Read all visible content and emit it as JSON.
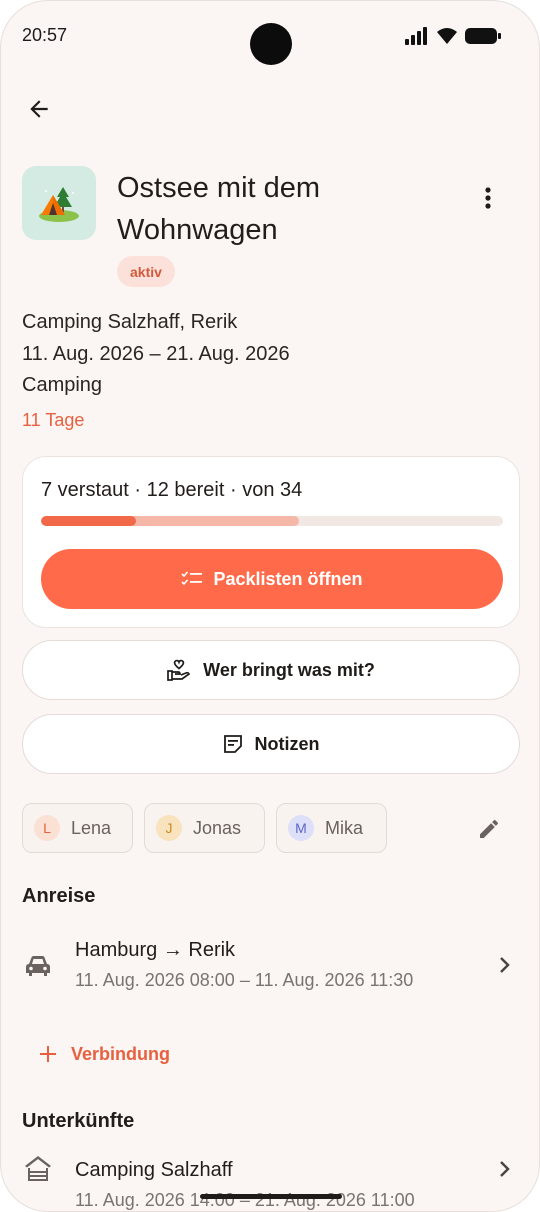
{
  "status_bar": {
    "time": "20:57"
  },
  "trip": {
    "title": "Ostsee mit dem Wohnwagen",
    "status": "aktiv",
    "location": "Camping Salzhaff, Rerik",
    "dates": "11. Aug. 2026 – 21. Aug. 2026",
    "type": "Camping",
    "duration": "11 Tage"
  },
  "packing": {
    "summary": "7 verstaut · 12 bereit · von 34",
    "stowed": 7,
    "ready": 12,
    "total": 34,
    "open_button": "Packlisten öffnen"
  },
  "actions": {
    "who_brings": "Wer bringt was mit?",
    "notes": "Notizen"
  },
  "participants": [
    {
      "initial": "L",
      "name": "Lena",
      "color": "#fbe0d4",
      "text_color": "#e7603f"
    },
    {
      "initial": "J",
      "name": "Jonas",
      "color": "#f9e3bf",
      "text_color": "#c98c1f"
    },
    {
      "initial": "M",
      "name": "Mika",
      "color": "#dde0f8",
      "text_color": "#5a67c9"
    }
  ],
  "travel": {
    "section_title": "Anreise",
    "route_from": "Hamburg",
    "route_arrow": "→",
    "route_to": "Rerik",
    "time": "11. Aug. 2026 08:00 – 11. Aug. 2026 11:30",
    "add_label": "Verbindung"
  },
  "accommodations": {
    "section_title": "Unterkünfte",
    "name": "Camping Salzhaff",
    "time": "11. Aug. 2026 14:00 – 21. Aug. 2026 11:00"
  },
  "colors": {
    "accent": "#ff6b4a",
    "background": "#fbf6f3"
  }
}
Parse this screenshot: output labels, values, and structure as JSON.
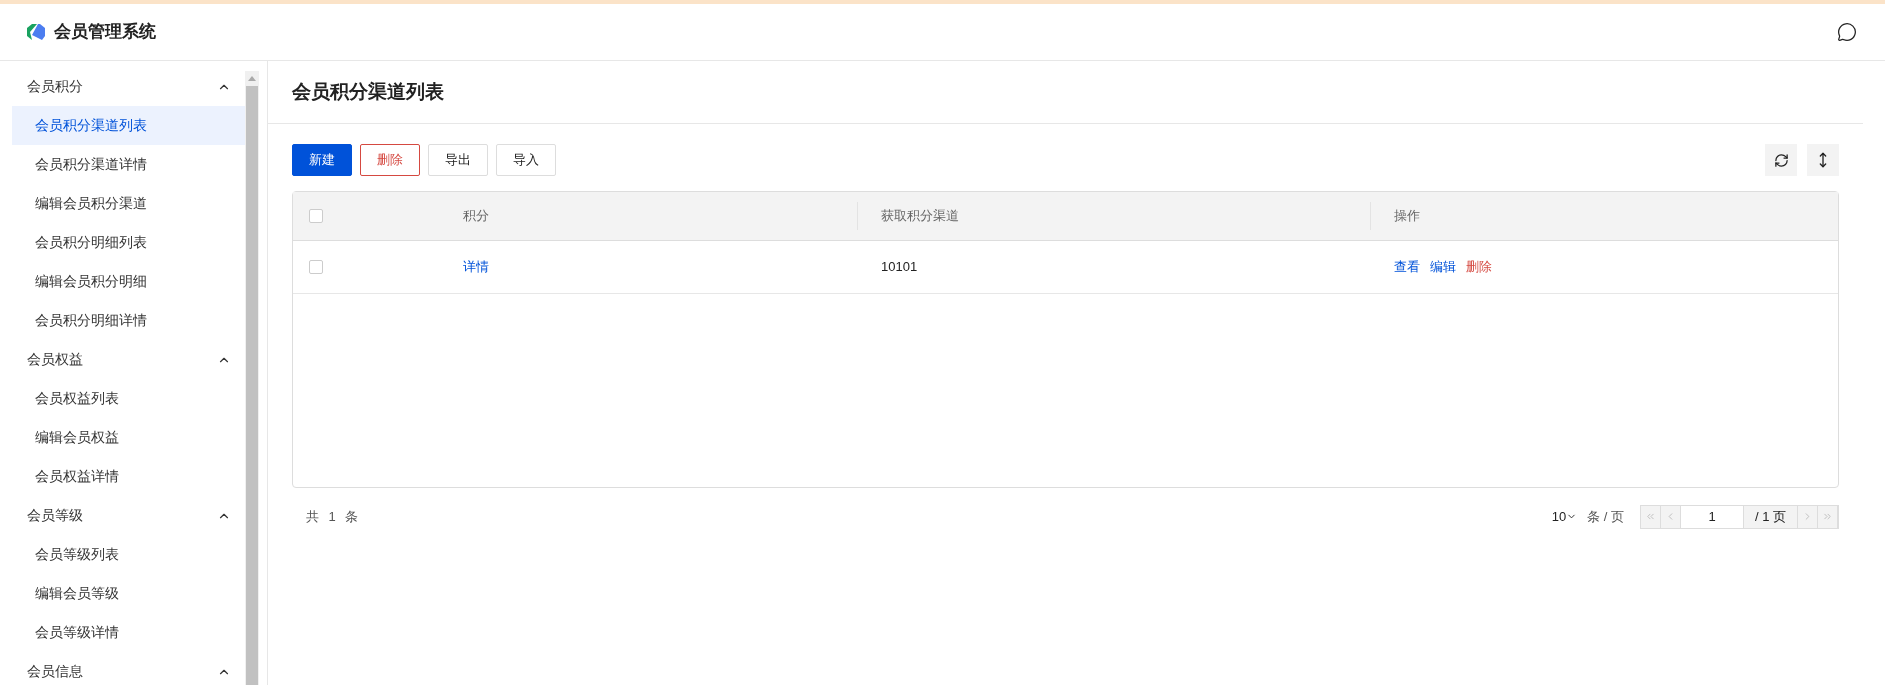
{
  "header": {
    "title": "会员管理系统"
  },
  "sidebar": {
    "groups": [
      {
        "label": "会员积分",
        "expanded": true,
        "items": [
          {
            "label": "会员积分渠道列表",
            "selected": true
          },
          {
            "label": "会员积分渠道详情",
            "selected": false
          },
          {
            "label": "编辑会员积分渠道",
            "selected": false
          },
          {
            "label": "会员积分明细列表",
            "selected": false
          },
          {
            "label": "编辑会员积分明细",
            "selected": false
          },
          {
            "label": "会员积分明细详情",
            "selected": false
          }
        ]
      },
      {
        "label": "会员权益",
        "expanded": true,
        "items": [
          {
            "label": "会员权益列表",
            "selected": false
          },
          {
            "label": "编辑会员权益",
            "selected": false
          },
          {
            "label": "会员权益详情",
            "selected": false
          }
        ]
      },
      {
        "label": "会员等级",
        "expanded": true,
        "items": [
          {
            "label": "会员等级列表",
            "selected": false
          },
          {
            "label": "编辑会员等级",
            "selected": false
          },
          {
            "label": "会员等级详情",
            "selected": false
          }
        ]
      },
      {
        "label": "会员信息",
        "expanded": true
      }
    ]
  },
  "page_title": "会员积分渠道列表",
  "toolbar": [
    {
      "label": "新建",
      "kind": "primary"
    },
    {
      "label": "删除",
      "kind": "danger"
    },
    {
      "label": "导出",
      "kind": "default"
    },
    {
      "label": "导入",
      "kind": "default"
    }
  ],
  "table": {
    "select_all_checked": false,
    "columns": [
      "积分",
      "获取积分渠道",
      "操作"
    ],
    "rows": [
      {
        "checked": false,
        "cells": [
          "详情",
          "10101"
        ],
        "actions": [
          {
            "label": "查看",
            "kind": "link"
          },
          {
            "label": "编辑",
            "kind": "link"
          },
          {
            "label": "删除",
            "kind": "danger"
          }
        ]
      }
    ]
  },
  "pagination": {
    "total": "共 1 条",
    "page_size": "10",
    "per_page": "条 / 页",
    "page": "1",
    "pages": "/ 1 页",
    "first_disabled": true,
    "prev_disabled": true,
    "next_disabled": true,
    "last_disabled": true
  }
}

════

:: Brief ::
Keep the pictures out and write out the records exactly.

:: Solution ::
Read all visible content and emit it as JSON.
{
  "status_bar": {
    "time": "20:57"
  },
  "trip": {
    "title": "Ostsee mit dem Wohnwagen",
    "status": "aktiv",
    "location": "Camping Salzhaff, Rerik",
    "dates": "11. Aug. 2026 – 21. Aug. 2026",
    "type": "Camping",
    "duration": "11 Tage"
  },
  "packing": {
    "summary": "7 verstaut · 12 bereit · von 34",
    "stowed": 7,
    "ready": 12,
    "total": 34,
    "open_button": "Packlisten öffnen"
  },
  "actions": {
    "who_brings": "Wer bringt was mit?",
    "notes": "Notizen"
  },
  "participants": [
    {
      "initial": "L",
      "name": "Lena",
      "color": "#fbe0d4",
      "text_color": "#e7603f"
    },
    {
      "initial": "J",
      "name": "Jonas",
      "color": "#f9e3bf",
      "text_color": "#c98c1f"
    },
    {
      "initial": "M",
      "name": "Mika",
      "color": "#dde0f8",
      "text_color": "#5a67c9"
    }
  ],
  "travel": {
    "section_title": "Anreise",
    "route_from": "Hamburg",
    "route_arrow": "→",
    "route_to": "Rerik",
    "time": "11. Aug. 2026 08:00 – 11. Aug. 2026 11:30",
    "add_label": "Verbindung"
  },
  "accommodations": {
    "section_title": "Unterkünfte",
    "name": "Camping Salzhaff",
    "time": "11. Aug. 2026 14:00 – 21. Aug. 2026 11:00"
  },
  "colors": {
    "accent": "#ff6b4a",
    "background": "#fbf6f3"
  }
}
Parse this screenshot: output labels, values, and structure as JSON.
{
  "header": {
    "title": "会员管理系统"
  },
  "sidebar": {
    "groups": [
      {
        "label": "会员积分",
        "expanded": true,
        "items": [
          {
            "label": "会员积分渠道列表",
            "selected": true
          },
          {
            "label": "会员积分渠道详情",
            "selected": false
          },
          {
            "label": "编辑会员积分渠道",
            "selected": false
          },
          {
            "label": "会员积分明细列表",
            "selected": false
          },
          {
            "label": "编辑会员积分明细",
            "selected": false
          },
          {
            "label": "会员积分明细详情",
            "selected": false
          }
        ]
      },
      {
        "label": "会员权益",
        "expanded": true,
        "items": [
          {
            "label": "会员权益列表",
            "selected": false
          },
          {
            "label": "编辑会员权益",
            "selected": false
          },
          {
            "label": "会员权益详情",
            "selected": false
          }
        ]
      },
      {
        "label": "会员等级",
        "expanded": true,
        "items": [
          {
            "label": "会员等级列表",
            "selected": false
          },
          {
            "label": "编辑会员等级",
            "selected": false
          },
          {
            "label": "会员等级详情",
            "selected": false
          }
        ]
      },
      {
        "label": "会员信息",
        "expanded": true
      }
    ]
  },
  "page_title": "会员积分渠道列表",
  "toolbar": [
    {
      "label": "新建",
      "kind": "primary"
    },
    {
      "label": "删除",
      "kind": "danger"
    },
    {
      "label": "导出",
      "kind": "default"
    },
    {
      "label": "导入",
      "kind": "default"
    }
  ],
  "table": {
    "select_all_checked": false,
    "columns": [
      "积分",
      "获取积分渠道",
      "操作"
    ],
    "rows": [
      {
        "checked": false,
        "cells": [
          "详情",
          "10101"
        ],
        "actions": [
          {
            "label": "查看",
            "kind": "link"
          },
          {
            "label": "编辑",
            "kind": "link"
          },
          {
            "label": "删除",
            "kind": "danger"
          }
        ]
      }
    ]
  },
  "pagination": {
    "total": "共 1 条",
    "page_size": "10",
    "per_page": "条 / 页",
    "page": "1",
    "pages": "/ 1 页",
    "first_disabled": true,
    "prev_disabled": true,
    "next_disabled": true,
    "last_disabled": true
  }
}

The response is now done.